Stored data

* START *

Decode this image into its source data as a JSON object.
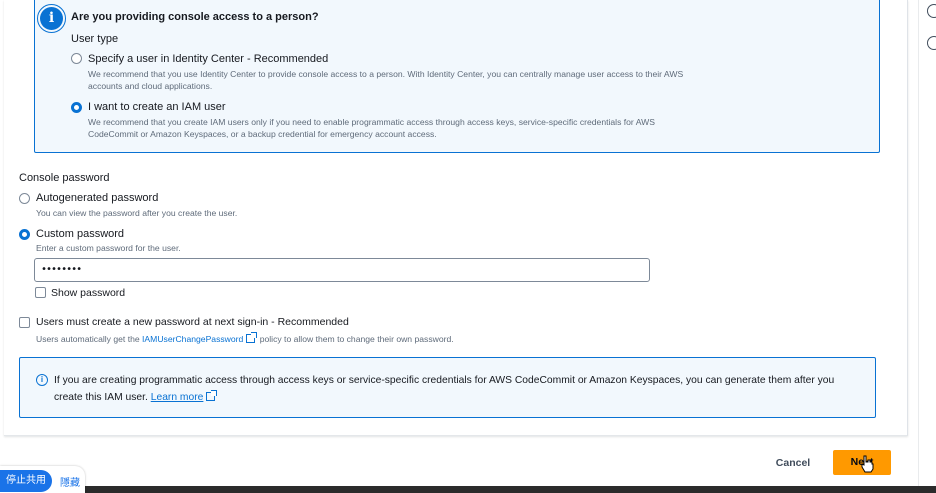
{
  "person_access": {
    "heading": "Are you providing console access to a person?",
    "user_type_label": "User type",
    "options": [
      {
        "title": "Specify a user in Identity Center - Recommended",
        "description": "We recommend that you use Identity Center to provide console access to a person. With Identity Center, you can centrally manage user access to their AWS accounts and cloud applications.",
        "selected": false
      },
      {
        "title": "I want to create an IAM user",
        "description": "We recommend that you create IAM users only if you need to enable programmatic access through access keys, service-specific credentials for AWS CodeCommit or Amazon Keyspaces, or a backup credential for emergency account access.",
        "selected": true
      }
    ]
  },
  "console_password": {
    "label": "Console password",
    "options": [
      {
        "title": "Autogenerated password",
        "description": "You can view the password after you create the user.",
        "selected": false
      },
      {
        "title": "Custom password",
        "description": "Enter a custom password for the user.",
        "selected": true
      }
    ],
    "password_value": "••••••••",
    "show_password_label": "Show password",
    "show_password_checked": false
  },
  "reset_password": {
    "label": "Users must create a new password at next sign-in - Recommended",
    "checked": false,
    "policy_prefix": "Users automatically get the ",
    "policy_link": "IAMUserChangePassword",
    "policy_suffix": " policy to allow them to change their own password."
  },
  "info_box": {
    "text": "If you are creating programmatic access through access keys or service-specific credentials for AWS CodeCommit or Amazon Keyspaces, you can generate them after you create this IAM user.",
    "link": "Learn more"
  },
  "footer": {
    "cancel_label": "Cancel",
    "next_label": "Next"
  },
  "screen_share": {
    "stop_label": "停止共用",
    "hide_label": "隱藏"
  },
  "colors": {
    "accent": "#0972d3",
    "primary_button": "#ff9900",
    "info_bg": "#f2f8fd"
  }
}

* END *

Directions for this task
In the data above, count the lines where the word "title" appears; reply with the number only.

Answer for the task
4